* _SET EXERCISE_: Leave out any picture and return the remaining listing below exactly as given.

* _RECORDS SHOWN_:
========================================

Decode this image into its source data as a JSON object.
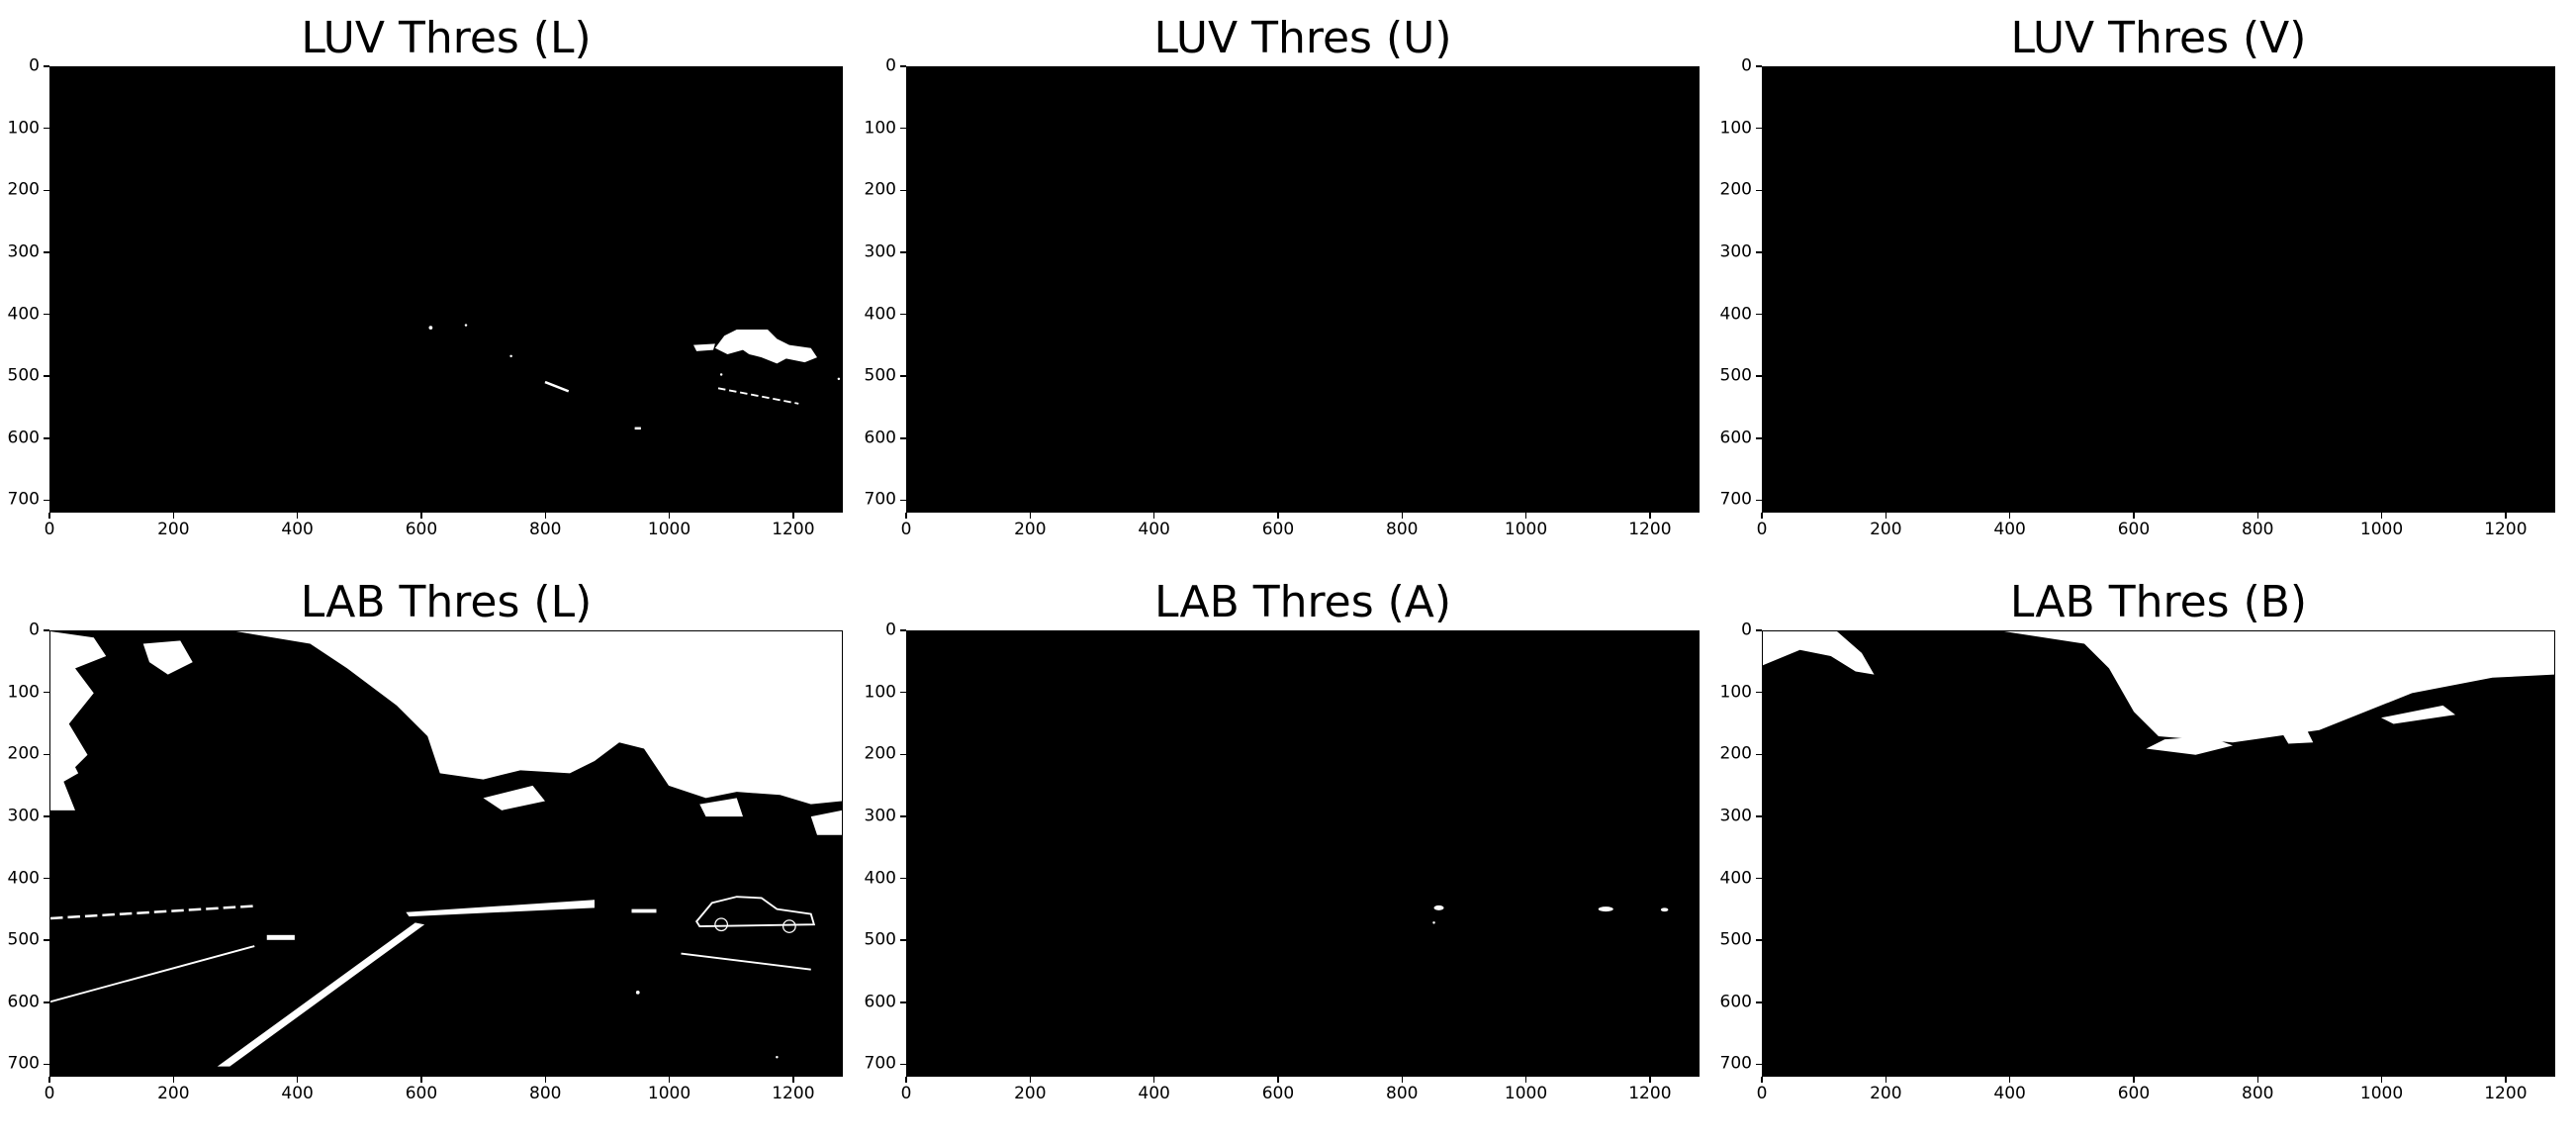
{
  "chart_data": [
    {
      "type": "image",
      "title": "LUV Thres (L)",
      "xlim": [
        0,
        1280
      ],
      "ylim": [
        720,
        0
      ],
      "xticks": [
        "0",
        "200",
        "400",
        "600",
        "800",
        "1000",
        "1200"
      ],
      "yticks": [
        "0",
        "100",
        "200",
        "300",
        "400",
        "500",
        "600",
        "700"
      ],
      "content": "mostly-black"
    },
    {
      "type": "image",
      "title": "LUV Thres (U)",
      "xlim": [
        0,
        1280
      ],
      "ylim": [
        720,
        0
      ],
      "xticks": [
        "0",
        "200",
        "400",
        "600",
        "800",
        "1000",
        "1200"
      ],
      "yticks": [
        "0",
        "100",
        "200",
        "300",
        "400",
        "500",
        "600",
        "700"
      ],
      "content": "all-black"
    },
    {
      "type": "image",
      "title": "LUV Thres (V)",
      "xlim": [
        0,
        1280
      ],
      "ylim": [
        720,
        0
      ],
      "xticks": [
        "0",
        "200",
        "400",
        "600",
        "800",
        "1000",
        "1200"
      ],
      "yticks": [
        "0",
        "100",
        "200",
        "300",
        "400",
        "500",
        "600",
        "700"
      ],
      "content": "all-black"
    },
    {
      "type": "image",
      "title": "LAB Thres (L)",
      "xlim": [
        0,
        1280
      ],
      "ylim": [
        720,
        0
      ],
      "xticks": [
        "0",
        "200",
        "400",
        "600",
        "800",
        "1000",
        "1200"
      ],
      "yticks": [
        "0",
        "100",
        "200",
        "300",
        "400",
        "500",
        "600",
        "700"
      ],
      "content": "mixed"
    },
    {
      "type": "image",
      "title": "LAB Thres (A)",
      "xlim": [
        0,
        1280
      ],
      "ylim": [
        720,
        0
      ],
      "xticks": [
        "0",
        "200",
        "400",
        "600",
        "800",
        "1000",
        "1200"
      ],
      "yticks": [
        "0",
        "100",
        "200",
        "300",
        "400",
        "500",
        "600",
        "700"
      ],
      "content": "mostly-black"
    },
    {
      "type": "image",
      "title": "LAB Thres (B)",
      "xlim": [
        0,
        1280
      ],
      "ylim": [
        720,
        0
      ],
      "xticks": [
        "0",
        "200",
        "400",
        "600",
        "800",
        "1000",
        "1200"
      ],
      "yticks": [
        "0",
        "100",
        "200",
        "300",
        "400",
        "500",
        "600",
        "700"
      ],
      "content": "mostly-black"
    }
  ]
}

========================================

* _SOLVED EXERCISE_:
Decode this image into its source data as a JSON object.
{
  "chart_data": [
    {
      "type": "image",
      "title": "LUV Thres (L)",
      "xlim": [
        0,
        1280
      ],
      "ylim": [
        720,
        0
      ],
      "xticks": [
        "0",
        "200",
        "400",
        "600",
        "800",
        "1000",
        "1200"
      ],
      "yticks": [
        "0",
        "100",
        "200",
        "300",
        "400",
        "500",
        "600",
        "700"
      ],
      "content": "mostly-black"
    },
    {
      "type": "image",
      "title": "LUV Thres (U)",
      "xlim": [
        0,
        1280
      ],
      "ylim": [
        720,
        0
      ],
      "xticks": [
        "0",
        "200",
        "400",
        "600",
        "800",
        "1000",
        "1200"
      ],
      "yticks": [
        "0",
        "100",
        "200",
        "300",
        "400",
        "500",
        "600",
        "700"
      ],
      "content": "all-black"
    },
    {
      "type": "image",
      "title": "LUV Thres (V)",
      "xlim": [
        0,
        1280
      ],
      "ylim": [
        720,
        0
      ],
      "xticks": [
        "0",
        "200",
        "400",
        "600",
        "800",
        "1000",
        "1200"
      ],
      "yticks": [
        "0",
        "100",
        "200",
        "300",
        "400",
        "500",
        "600",
        "700"
      ],
      "content": "all-black"
    },
    {
      "type": "image",
      "title": "LAB Thres (L)",
      "xlim": [
        0,
        1280
      ],
      "ylim": [
        720,
        0
      ],
      "xticks": [
        "0",
        "200",
        "400",
        "600",
        "800",
        "1000",
        "1200"
      ],
      "yticks": [
        "0",
        "100",
        "200",
        "300",
        "400",
        "500",
        "600",
        "700"
      ],
      "content": "mixed"
    },
    {
      "type": "image",
      "title": "LAB Thres (A)",
      "xlim": [
        0,
        1280
      ],
      "ylim": [
        720,
        0
      ],
      "xticks": [
        "0",
        "200",
        "400",
        "600",
        "800",
        "1000",
        "1200"
      ],
      "yticks": [
        "0",
        "100",
        "200",
        "300",
        "400",
        "500",
        "600",
        "700"
      ],
      "content": "mostly-black"
    },
    {
      "type": "image",
      "title": "LAB Thres (B)",
      "xlim": [
        0,
        1280
      ],
      "ylim": [
        720,
        0
      ],
      "xticks": [
        "0",
        "200",
        "400",
        "600",
        "800",
        "1000",
        "1200"
      ],
      "yticks": [
        "0",
        "100",
        "200",
        "300",
        "400",
        "500",
        "600",
        "700"
      ],
      "content": "mostly-black"
    }
  ]
}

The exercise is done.